SOURCE EXTRACT:
◇ ◇ ◇

This intriguing but doomed article in Slate, Why Petraeus’ intriguing new Iraq strategy will probably fail by Fred Kaplan purports to show that Petraeus and his generals and the ambassador to Iraq are all wrong to suppose that we have any chance whatsoever of bringing about a good outcome in Iraq. My reading of it does not disprove the thesis, but can’t help but make note of the long, torturous journey it takes to arrive at its conclusion. This does not make it wrong, of course. It may well be that the war in Iraq is hopeless, but the lengths to which the author must go to prove this, leaves me wondering if the conclusion is so inevitable.

◇ ◇ ◇

MATERIAL SHOWN:
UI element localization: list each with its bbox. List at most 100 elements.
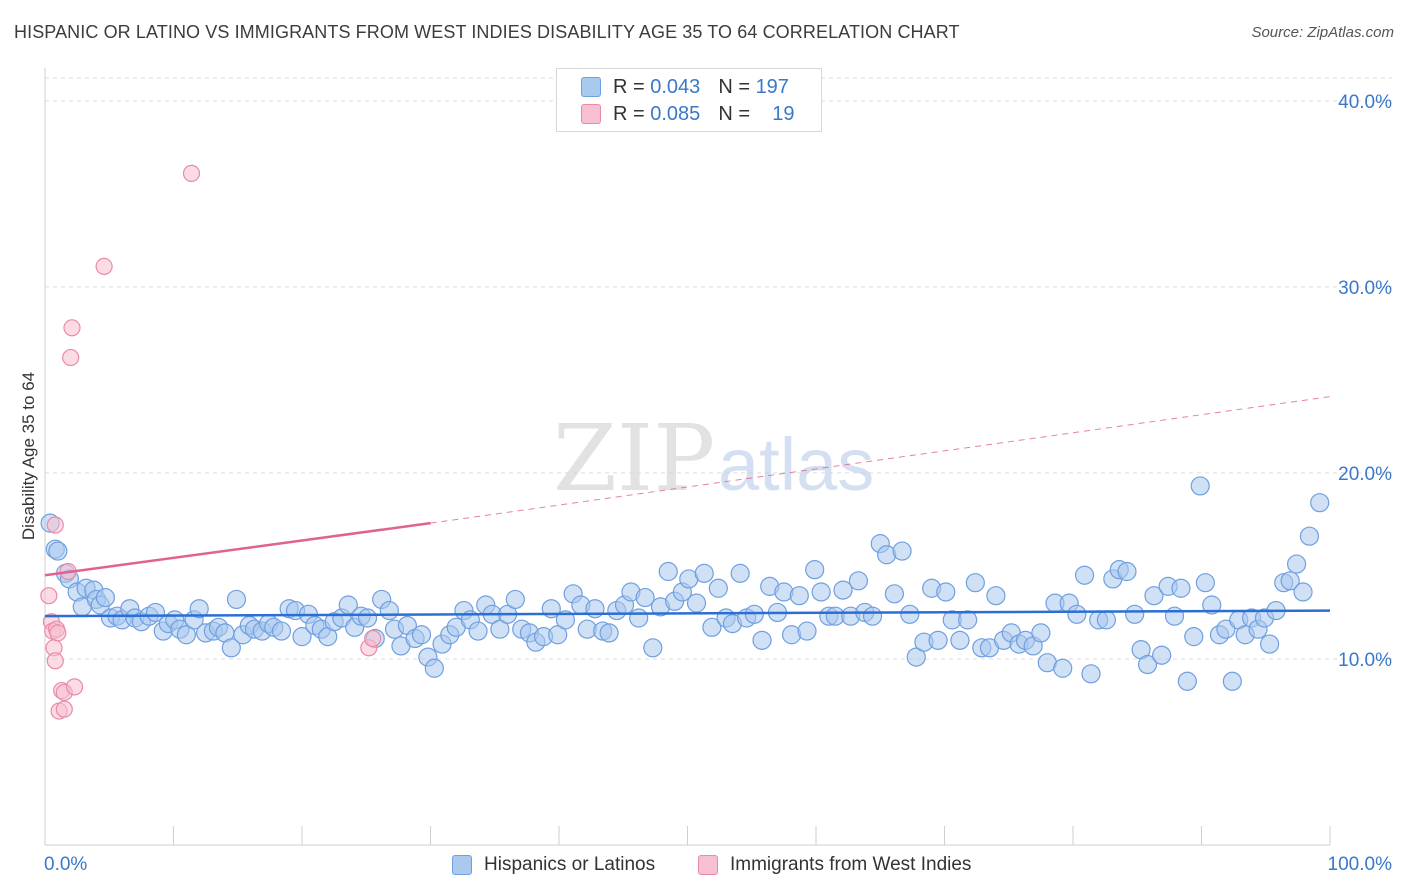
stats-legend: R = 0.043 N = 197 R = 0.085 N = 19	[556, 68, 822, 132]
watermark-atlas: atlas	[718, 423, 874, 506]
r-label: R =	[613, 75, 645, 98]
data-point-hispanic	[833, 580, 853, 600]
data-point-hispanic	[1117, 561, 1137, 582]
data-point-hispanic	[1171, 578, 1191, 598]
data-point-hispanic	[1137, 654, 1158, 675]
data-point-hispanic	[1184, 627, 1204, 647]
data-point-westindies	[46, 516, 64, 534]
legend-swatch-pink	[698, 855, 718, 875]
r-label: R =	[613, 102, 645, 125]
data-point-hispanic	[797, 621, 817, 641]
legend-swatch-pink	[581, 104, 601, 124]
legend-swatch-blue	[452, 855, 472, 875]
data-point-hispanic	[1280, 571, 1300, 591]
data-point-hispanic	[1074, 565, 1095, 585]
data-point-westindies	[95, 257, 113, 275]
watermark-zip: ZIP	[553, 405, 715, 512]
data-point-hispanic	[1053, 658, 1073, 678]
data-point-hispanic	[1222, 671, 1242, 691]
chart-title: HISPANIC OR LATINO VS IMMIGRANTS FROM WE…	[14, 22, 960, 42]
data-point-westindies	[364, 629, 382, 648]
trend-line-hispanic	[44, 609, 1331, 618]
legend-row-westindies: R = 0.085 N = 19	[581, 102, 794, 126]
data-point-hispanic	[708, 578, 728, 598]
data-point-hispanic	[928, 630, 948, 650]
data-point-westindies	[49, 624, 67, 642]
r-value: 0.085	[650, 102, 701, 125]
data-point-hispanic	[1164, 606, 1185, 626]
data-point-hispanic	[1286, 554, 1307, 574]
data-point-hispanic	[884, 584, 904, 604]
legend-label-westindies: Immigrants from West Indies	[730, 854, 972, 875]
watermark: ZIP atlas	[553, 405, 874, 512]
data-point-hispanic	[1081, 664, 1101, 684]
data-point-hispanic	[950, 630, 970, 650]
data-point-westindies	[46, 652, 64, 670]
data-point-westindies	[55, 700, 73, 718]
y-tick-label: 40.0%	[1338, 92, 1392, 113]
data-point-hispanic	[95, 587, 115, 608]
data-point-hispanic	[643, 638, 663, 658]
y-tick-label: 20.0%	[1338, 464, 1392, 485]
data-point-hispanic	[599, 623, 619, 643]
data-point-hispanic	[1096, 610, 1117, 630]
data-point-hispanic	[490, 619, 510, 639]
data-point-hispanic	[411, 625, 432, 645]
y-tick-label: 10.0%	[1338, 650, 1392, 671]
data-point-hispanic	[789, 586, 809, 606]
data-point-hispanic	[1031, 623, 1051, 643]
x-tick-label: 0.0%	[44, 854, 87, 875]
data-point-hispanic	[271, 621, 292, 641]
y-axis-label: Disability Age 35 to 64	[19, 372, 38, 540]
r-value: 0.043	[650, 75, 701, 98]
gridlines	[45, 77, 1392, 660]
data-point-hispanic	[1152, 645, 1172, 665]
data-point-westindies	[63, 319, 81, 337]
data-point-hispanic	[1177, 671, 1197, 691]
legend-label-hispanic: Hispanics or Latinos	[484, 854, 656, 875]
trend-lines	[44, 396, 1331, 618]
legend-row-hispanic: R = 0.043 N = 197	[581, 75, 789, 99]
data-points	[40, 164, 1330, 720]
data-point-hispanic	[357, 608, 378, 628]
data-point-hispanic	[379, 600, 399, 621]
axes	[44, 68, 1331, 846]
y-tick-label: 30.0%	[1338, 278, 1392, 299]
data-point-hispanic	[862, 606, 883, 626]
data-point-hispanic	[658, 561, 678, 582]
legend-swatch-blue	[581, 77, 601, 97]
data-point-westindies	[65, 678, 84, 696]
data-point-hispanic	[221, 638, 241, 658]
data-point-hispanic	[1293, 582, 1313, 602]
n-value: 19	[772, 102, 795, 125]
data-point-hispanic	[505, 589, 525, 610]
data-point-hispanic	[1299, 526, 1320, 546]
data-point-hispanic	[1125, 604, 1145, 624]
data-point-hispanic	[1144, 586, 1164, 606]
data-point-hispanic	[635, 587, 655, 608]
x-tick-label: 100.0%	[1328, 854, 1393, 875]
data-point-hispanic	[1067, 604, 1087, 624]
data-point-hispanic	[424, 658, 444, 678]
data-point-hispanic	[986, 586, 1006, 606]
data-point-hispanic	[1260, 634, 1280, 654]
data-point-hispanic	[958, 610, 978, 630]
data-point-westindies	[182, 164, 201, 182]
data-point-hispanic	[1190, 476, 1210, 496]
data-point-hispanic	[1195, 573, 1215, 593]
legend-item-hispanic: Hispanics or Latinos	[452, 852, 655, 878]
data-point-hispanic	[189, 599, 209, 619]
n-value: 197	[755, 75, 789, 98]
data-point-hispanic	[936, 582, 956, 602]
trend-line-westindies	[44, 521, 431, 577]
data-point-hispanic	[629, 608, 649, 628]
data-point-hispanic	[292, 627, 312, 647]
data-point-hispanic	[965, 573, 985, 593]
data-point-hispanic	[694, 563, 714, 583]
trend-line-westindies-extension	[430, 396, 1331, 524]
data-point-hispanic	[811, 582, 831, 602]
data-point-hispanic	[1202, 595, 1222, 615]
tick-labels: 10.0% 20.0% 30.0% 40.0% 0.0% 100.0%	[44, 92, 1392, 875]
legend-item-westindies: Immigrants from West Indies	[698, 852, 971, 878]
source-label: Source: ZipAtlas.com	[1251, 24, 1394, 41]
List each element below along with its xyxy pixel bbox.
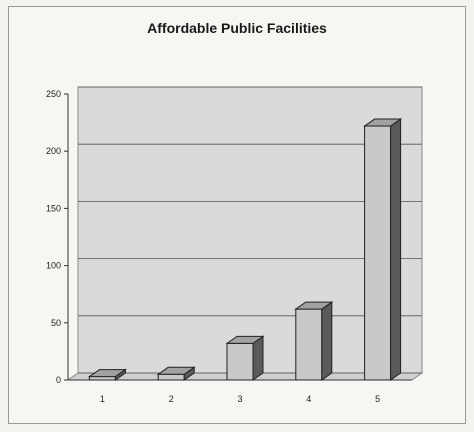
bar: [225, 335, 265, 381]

◇ ◇ ◇

WORK TO BE COMPLETED:
Retype this passage about the Slate article on Petraeus's Iraq strategy, starting with "This intriguing but" and going on through "is so inevitable.".

TASK RESPONSE:
This intriguing but doomed article in Slate, Why Petraeus’ intriguing new Iraq strategy will probably fail by Fred Kaplan purports to show that Petraeus and his generals and the ambassador to Iraq are all wrong to suppose that we have any chance whatsoever of bringing about a good outcome in Iraq. My reading of it does not disprove the thesis, but can’t help but make note of the long, torturous journey it takes to arrive at its conclusion. This does not make it wrong, of course. It may well be that the war in Iraq is hopeless, but the lengths to which the author must go to prove this, leaves me wondering if the conclusion is so inevitable.